**Stored data:**
********

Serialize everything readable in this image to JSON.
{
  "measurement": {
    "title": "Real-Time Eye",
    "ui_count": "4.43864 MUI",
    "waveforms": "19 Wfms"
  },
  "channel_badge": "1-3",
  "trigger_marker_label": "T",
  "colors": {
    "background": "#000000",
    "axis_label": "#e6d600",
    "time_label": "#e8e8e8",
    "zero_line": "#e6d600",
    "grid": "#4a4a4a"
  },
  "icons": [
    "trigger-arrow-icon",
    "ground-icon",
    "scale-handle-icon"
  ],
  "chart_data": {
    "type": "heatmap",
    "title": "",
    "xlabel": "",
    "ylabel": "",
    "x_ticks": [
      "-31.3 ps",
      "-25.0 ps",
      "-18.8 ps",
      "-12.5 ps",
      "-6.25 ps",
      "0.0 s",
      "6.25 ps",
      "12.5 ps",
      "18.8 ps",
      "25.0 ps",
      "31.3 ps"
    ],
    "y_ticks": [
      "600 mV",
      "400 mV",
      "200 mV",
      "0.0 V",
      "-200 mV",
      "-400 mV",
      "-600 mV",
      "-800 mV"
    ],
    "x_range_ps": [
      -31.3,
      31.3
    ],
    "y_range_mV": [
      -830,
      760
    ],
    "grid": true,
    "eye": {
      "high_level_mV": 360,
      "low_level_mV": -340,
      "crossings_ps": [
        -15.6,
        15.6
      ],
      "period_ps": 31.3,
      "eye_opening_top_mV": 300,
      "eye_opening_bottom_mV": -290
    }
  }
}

********

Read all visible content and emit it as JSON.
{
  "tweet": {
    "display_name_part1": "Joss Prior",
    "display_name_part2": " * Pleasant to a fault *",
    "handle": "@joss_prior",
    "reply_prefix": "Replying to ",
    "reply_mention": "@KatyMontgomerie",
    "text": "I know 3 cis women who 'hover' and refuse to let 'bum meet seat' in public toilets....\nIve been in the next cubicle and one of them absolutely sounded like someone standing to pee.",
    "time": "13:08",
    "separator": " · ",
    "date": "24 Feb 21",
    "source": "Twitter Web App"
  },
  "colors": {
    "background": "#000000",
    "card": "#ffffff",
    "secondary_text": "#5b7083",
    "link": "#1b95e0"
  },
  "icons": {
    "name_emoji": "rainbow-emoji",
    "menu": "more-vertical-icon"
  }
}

********

**Requirements:**
In the entries above, some lines may contain the string "handle"; report how many, without additional comment.

**Final result:**
2